### Provided data
— BEGIN —

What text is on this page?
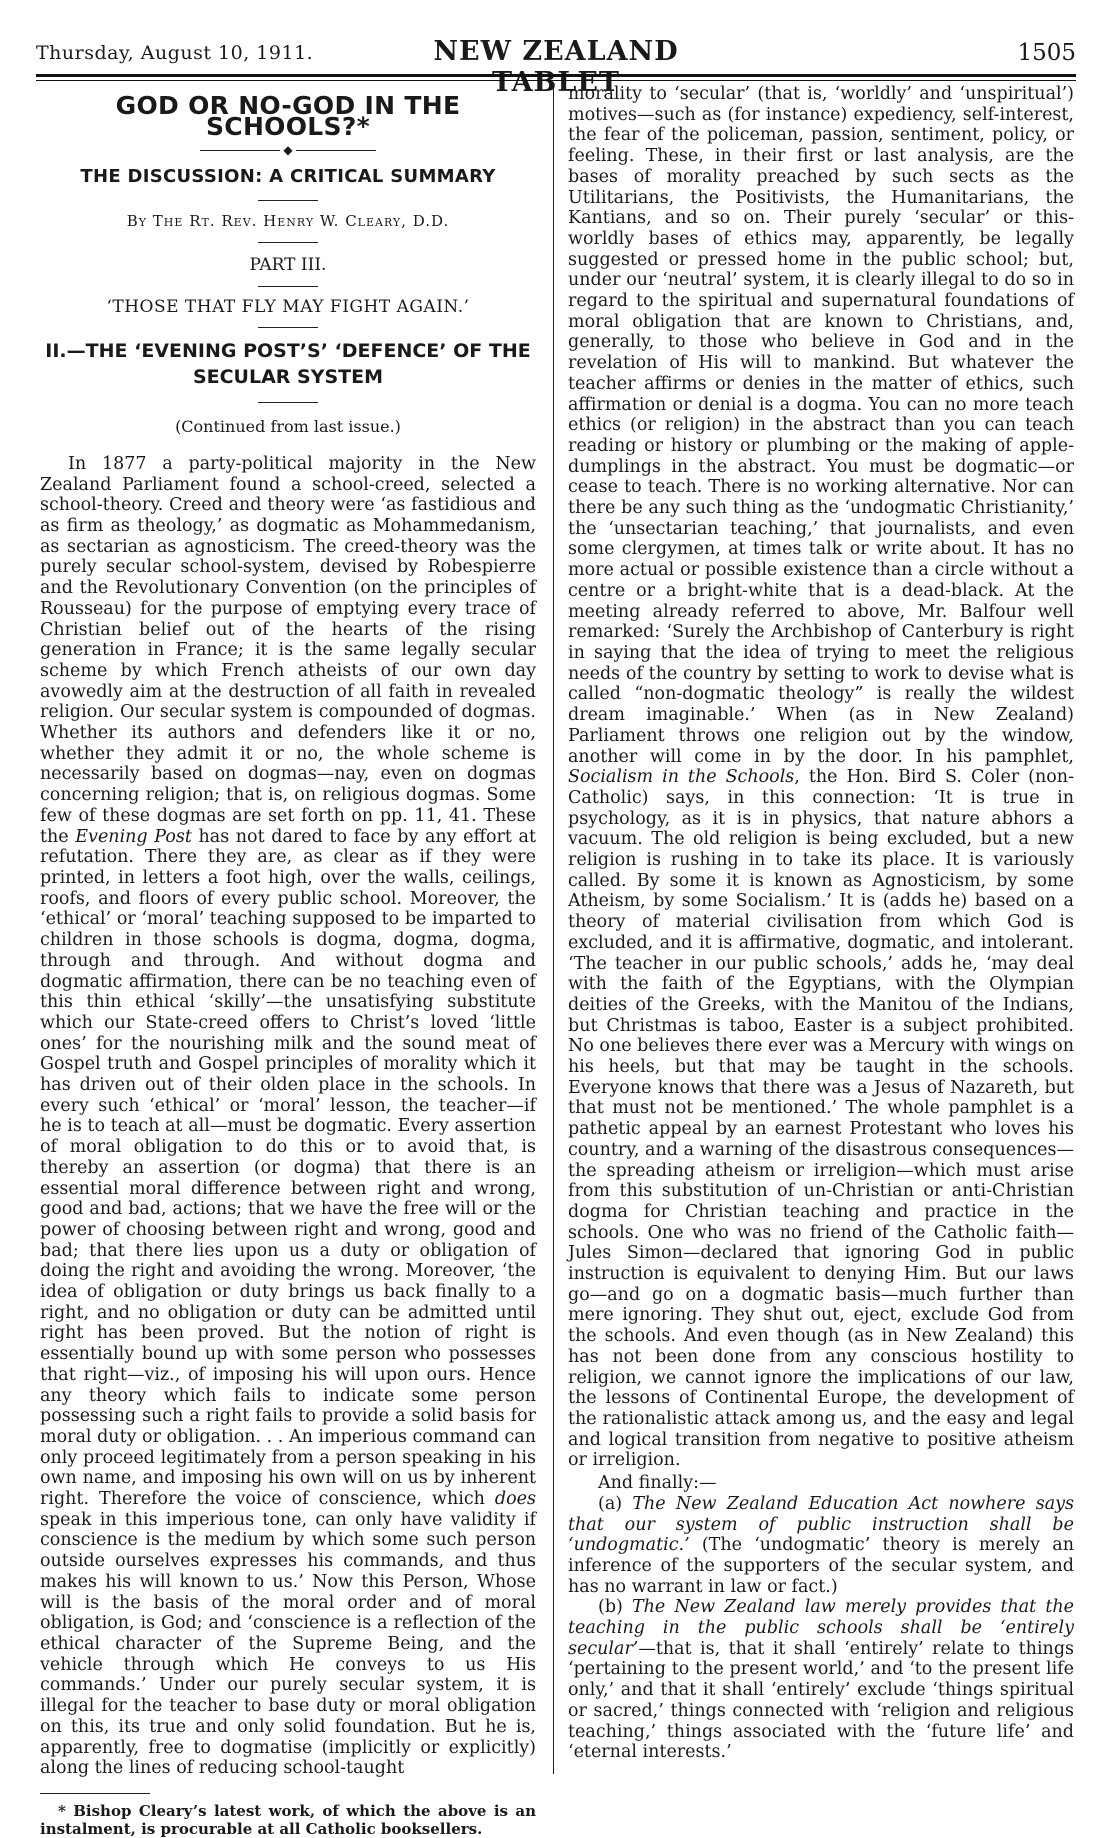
Thursday, August 10, 1911.	NEW ZEALAND TABLET
1505
GOD OR NO-GOD IN THE SCHOOLS?*
◆
THE DISCUSSION: A CRITICAL SUMMARY
By The Rt. Rev. Henry W. Cleary, D.D.
PART III.
‘THOSE THAT FLY MAY FIGHT AGAIN.’
II.—THE ‘EVENING POST’S’ ‘DEFENCE’ OF THE SECULAR SYSTEM
(Continued from last issue.)

In 1877 a party-political majority in the New Zealand Parliament found a school-creed, selected a school-theory. Creed and theory were ‘as fastidious and as firm as theology,’ as dogmatic as Mohammedanism, as sectarian as agnosticism. The creed-theory was the purely secular school-system, devised by Robespierre and the Revolutionary Convention (on the principles of Rousseau) for the purpose of emptying every trace of Christian belief out of the hearts of the rising generation in France; it is the same legally secular scheme by which French atheists of our own day avowedly aim at the destruction of all faith in revealed religion. Our secular system is compounded of dogmas. Whether its authors and defenders like it or no, whether they admit it or no, the whole scheme is necessarily based on dogmas—nay, even on dogmas concerning religion; that is, on religious dogmas. Some few of these dogmas are set forth on pp. 11, 41. These the Evening Post has not dared to face by any effort at refutation. There they are, as clear as if they were printed, in letters a foot high, over the walls, ceilings, roofs, and floors of every public school. Moreover, the ‘ethical’ or ‘moral’ teaching supposed to be imparted to children in those schools is dogma, dogma, dogma, through and through. And without dogma and dogmatic affirmation, there can be no teaching even of this thin ethical ‘skilly’—the unsatisfying substitute which our State-creed offers to Christ’s loved ‘little ones’ for the nourishing milk and the sound meat of Gospel truth and Gospel principles of morality which it has driven out of their olden place in the schools. In every such ‘ethical’ or ‘moral’ lesson, the teacher—if he is to teach at all—must be dogmatic. Every assertion of moral obligation to do this or to avoid that, is thereby an assertion (or dogma) that there is an essential moral difference between right and wrong, good and bad, actions; that we have the free will or the power of choosing between right and wrong, good and bad; that there lies upon us a duty or obligation of doing the right and avoiding the wrong. Moreover, ‘the idea of obligation or duty brings us back finally to a right, and no obligation or duty can be admitted until right has been proved. But the notion of right is essentially bound up with some person who possesses that right—viz., of imposing his will upon ours. Hence any theory which fails to indicate some person possessing such a right fails to provide a solid basis for moral duty or obligation. . . An imperious command can only proceed legitimately from a person speaking in his own name, and imposing his own will on us by inherent right. Therefore the voice of conscience, which does speak in this imperious tone, can only have validity if conscience is the medium by which some such person outside ourselves expresses his commands, and thus makes his will known to us.’ Now this Person, Whose will is the basis of the moral order and of moral obligation, is God; and ‘conscience is a reflection of the ethical character of the Supreme Being, and the vehicle through which He conveys to us His commands.’ Under our purely secular system, it is illegal for the teacher to base duty or moral obligation on this, its true and only solid foundation. But he is, apparently, free to dogmatise (implicitly or explicitly) along the lines of reducing school-taught

* Bishop Cleary’s latest work, of which the above is an instalment, is procurable at all Catholic booksellers.

morality to ‘secular’ (that is, ‘worldly’ and ‘unspiritual’) motives—such as (for instance) expediency, self-interest, the fear of the policeman, passion, sentiment, policy, or feeling. These, in their first or last analysis, are the bases of morality preached by such sects as the Utilitarians, the Positivists, the Humanitarians, the Kantians, and so on. Their purely ‘secular’ or this-worldly bases of ethics may, apparently, be legally suggested or pressed home in the public school; but, under our ‘neutral’ system, it is clearly illegal to do so in regard to the spiritual and supernatural foundations of moral obligation that are known to Christians, and, generally, to those who believe in God and in the revelation of His will to mankind. But whatever the teacher affirms or denies in the matter of ethics, such affirmation or denial is a dogma. You can no more teach ethics (or religion) in the abstract than you can teach reading or history or plumbing or the making of apple-dumplings in the abstract. You must be dogmatic—or cease to teach. There is no working alternative. Nor can there be any such thing as the ‘undogmatic Christianity,’ the ‘unsectarian teaching,’ that journalists, and even some clergymen, at times talk or write about. It has no more actual or possible existence than a circle without a centre or a bright-white that is a dead-black. At the meeting already referred to above, Mr. Balfour well remarked: ‘Surely the Archbishop of Canterbury is right in saying that the idea of trying to meet the religious needs of the country by setting to work to devise what is called “non-dogmatic theology” is really the wildest dream imaginable.’ When (as in New Zealand) Parliament throws one religion out by the window, another will come in by the door. In his pamphlet, Socialism in the Schools, the Hon. Bird S. Coler (non-Catholic) says, in this connection: ‘It is true in psychology, as it is in physics, that nature abhors a vacuum. The old religion is being excluded, but a new religion is rushing in to take its place. It is variously called. By some it is known as Agnosticism, by some Atheism, by some Socialism.’ It is (adds he) based on a theory of material civilisation from which God is excluded, and it is affirmative, dogmatic, and intolerant. ‘The teacher in our public schools,’ adds he, ‘may deal with the faith of the Egyptians, with the Olympian deities of the Greeks, with the Manitou of the Indians, but Christmas is taboo, Easter is a subject prohibited. No one believes there ever was a Mercury with wings on his heels, but that may be taught in the schools. Everyone knows that there was a Jesus of Nazareth, but that must not be mentioned.’ The whole pamphlet is a pathetic appeal by an earnest Protestant who loves his country, and a warning of the disastrous consequences—the spreading atheism or irreligion—which must arise from this substitution of un-Christian or anti-Christian dogma for Christian teaching and practice in the schools. One who was no friend of the Catholic faith—Jules Simon—declared that ignoring God in public instruction is equivalent to denying Him. But our laws go—and go on a dogmatic basis—much further than mere ignoring. They shut out, eject, exclude God from the schools. And even though (as in New Zealand) this has not been done from any conscious hostility to religion, we cannot ignore the implications of our law, the lessons of Continental Europe, the development of the rationalistic attack among us, and the easy and legal and logical transition from negative to positive atheism or irreligion.

And finally:—

(a) The New Zealand Education Act nowhere says that our system of public instruction shall be ‘undogmatic.’ (The ‘undogmatic’ theory is merely an inference of the supporters of the secular system, and has no warrant in law or fact.)

(b) The New Zealand law merely provides that the teaching in the public schools shall be ‘entirely secular’—that is, that it shall ‘entirely’ relate to things ‘pertaining to the present world,’ and ‘to the present life only,’ and that it shall ‘entirely’ exclude ‘things spiritual or sacred,’ things connected with ‘religion and religious teaching,’ things associated with the ‘future life’ and ‘eternal interests.’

— END —

### What you will do
Copy the entries above faithfully and omit every image.

### Task output
What text is on this page?
Thursday, August 10, 1911.	NEW ZEALAND TABLET
1505
GOD OR NO-GOD IN THE SCHOOLS?*
◆
THE DISCUSSION: A CRITICAL SUMMARY
By The Rt. Rev. Henry W. Cleary, D.D.
PART III.
‘THOSE THAT FLY MAY FIGHT AGAIN.’
II.—THE ‘EVENING POST’S’ ‘DEFENCE’ OF THE SECULAR SYSTEM
(Continued from last issue.)

In 1877 a party-political majority in the New Zealand Parliament found a school-creed, selected a school-theory. Creed and theory were ‘as fastidious and as firm as theology,’ as dogmatic as Mohammedanism, as sectarian as agnosticism. The creed-theory was the purely secular school-system, devised by Robespierre and the Revolutionary Convention (on the principles of Rousseau) for the purpose of emptying every trace of Christian belief out of the hearts of the rising generation in France; it is the same legally secular scheme by which French atheists of our own day avowedly aim at the destruction of all faith in revealed religion. Our secular system is compounded of dogmas. Whether its authors and defenders like it or no, whether they admit it or no, the whole scheme is necessarily based on dogmas—nay, even on dogmas concerning religion; that is, on religious dogmas. Some few of these dogmas are set forth on pp. 11, 41. These the Evening Post has not dared to face by any effort at refutation. There they are, as clear as if they were printed, in letters a foot high, over the walls, ceilings, roofs, and floors of every public school. Moreover, the ‘ethical’ or ‘moral’ teaching supposed to be imparted to children in those schools is dogma, dogma, dogma, through and through. And without dogma and dogmatic affirmation, there can be no teaching even of this thin ethical ‘skilly’—the unsatisfying substitute which our State-creed offers to Christ’s loved ‘little ones’ for the nourishing milk and the sound meat of Gospel truth and Gospel principles of morality which it has driven out of their olden place in the schools. In every such ‘ethical’ or ‘moral’ lesson, the teacher—if he is to teach at all—must be dogmatic. Every assertion of moral obligation to do this or to avoid that, is thereby an assertion (or dogma) that there is an essential moral difference between right and wrong, good and bad, actions; that we have the free will or the power of choosing between right and wrong, good and bad; that there lies upon us a duty or obligation of doing the right and avoiding the wrong. Moreover, ‘the idea of obligation or duty brings us back finally to a right, and no obligation or duty can be admitted until right has been proved. But the notion of right is essentially bound up with some person who possesses that right—viz., of imposing his will upon ours. Hence any theory which fails to indicate some person possessing such a right fails to provide a solid basis for moral duty or obligation. . . An imperious command can only proceed legitimately from a person speaking in his own name, and imposing his own will on us by inherent right. Therefore the voice of conscience, which does speak in this imperious tone, can only have validity if conscience is the medium by which some such person outside ourselves expresses his commands, and thus makes his will known to us.’ Now this Person, Whose will is the basis of the moral order and of moral obligation, is God; and ‘conscience is a reflection of the ethical character of the Supreme Being, and the vehicle through which He conveys to us His commands.’ Under our purely secular system, it is illegal for the teacher to base duty or moral obligation on this, its true and only solid foundation. But he is, apparently, free to dogmatise (implicitly or explicitly) along the lines of reducing school-taught

* Bishop Cleary’s latest work, of which the above is an instalment, is procurable at all Catholic booksellers.

morality to ‘secular’ (that is, ‘worldly’ and ‘unspiritual’) motives—such as (for instance) expediency, self-interest, the fear of the policeman, passion, sentiment, policy, or feeling. These, in their first or last analysis, are the bases of morality preached by such sects as the Utilitarians, the Positivists, the Humanitarians, the Kantians, and so on. Their purely ‘secular’ or this-worldly bases of ethics may, apparently, be legally suggested or pressed home in the public school; but, under our ‘neutral’ system, it is clearly illegal to do so in regard to the spiritual and supernatural foundations of moral obligation that are known to Christians, and, generally, to those who believe in God and in the revelation of His will to mankind. But whatever the teacher affirms or denies in the matter of ethics, such affirmation or denial is a dogma. You can no more teach ethics (or religion) in the abstract than you can teach reading or history or plumbing or the making of apple-dumplings in the abstract. You must be dogmatic—or cease to teach. There is no working alternative. Nor can there be any such thing as the ‘undogmatic Christianity,’ the ‘unsectarian teaching,’ that journalists, and even some clergymen, at times talk or write about. It has no more actual or possible existence than a circle without a centre or a bright-white that is a dead-black. At the meeting already referred to above, Mr. Balfour well remarked: ‘Surely the Archbishop of Canterbury is right in saying that the idea of trying to meet the religious needs of the country by setting to work to devise what is called “non-dogmatic theology” is really the wildest dream imaginable.’ When (as in New Zealand) Parliament throws one religion out by the window, another will come in by the door. In his pamphlet, Socialism in the Schools, the Hon. Bird S. Coler (non-Catholic) says, in this connection: ‘It is true in psychology, as it is in physics, that nature abhors a vacuum. The old religion is being excluded, but a new religion is rushing in to take its place. It is variously called. By some it is known as Agnosticism, by some Atheism, by some Socialism.’ It is (adds he) based on a theory of material civilisation from which God is excluded, and it is affirmative, dogmatic, and intolerant. ‘The teacher in our public schools,’ adds he, ‘may deal with the faith of the Egyptians, with the Olympian deities of the Greeks, with the Manitou of the Indians, but Christmas is taboo, Easter is a subject prohibited. No one believes there ever was a Mercury with wings on his heels, but that may be taught in the schools. Everyone knows that there was a Jesus of Nazareth, but that must not be mentioned.’ The whole pamphlet is a pathetic appeal by an earnest Protestant who loves his country, and a warning of the disastrous consequences—the spreading atheism or irreligion—which must arise from this substitution of un-Christian or anti-Christian dogma for Christian teaching and practice in the schools. One who was no friend of the Catholic faith—Jules Simon—declared that ignoring God in public instruction is equivalent to denying Him. But our laws go—and go on a dogmatic basis—much further than mere ignoring. They shut out, eject, exclude God from the schools. And even though (as in New Zealand) this has not been done from any conscious hostility to religion, we cannot ignore the implications of our law, the lessons of Continental Europe, the development of the rationalistic attack among us, and the easy and legal and logical transition from negative to positive atheism or irreligion.

And finally:—

(a) The New Zealand Education Act nowhere says that our system of public instruction shall be ‘undogmatic.’ (The ‘undogmatic’ theory is merely an inference of the supporters of the secular system, and has no warrant in law or fact.)

(b) The New Zealand law merely provides that the teaching in the public schools shall be ‘entirely secular’—that is, that it shall ‘entirely’ relate to things ‘pertaining to the present world,’ and ‘to the present life only,’ and that it shall ‘entirely’ exclude ‘things spiritual or sacred,’ things connected with ‘religion and religious teaching,’ things associated with the ‘future life’ and ‘eternal interests.’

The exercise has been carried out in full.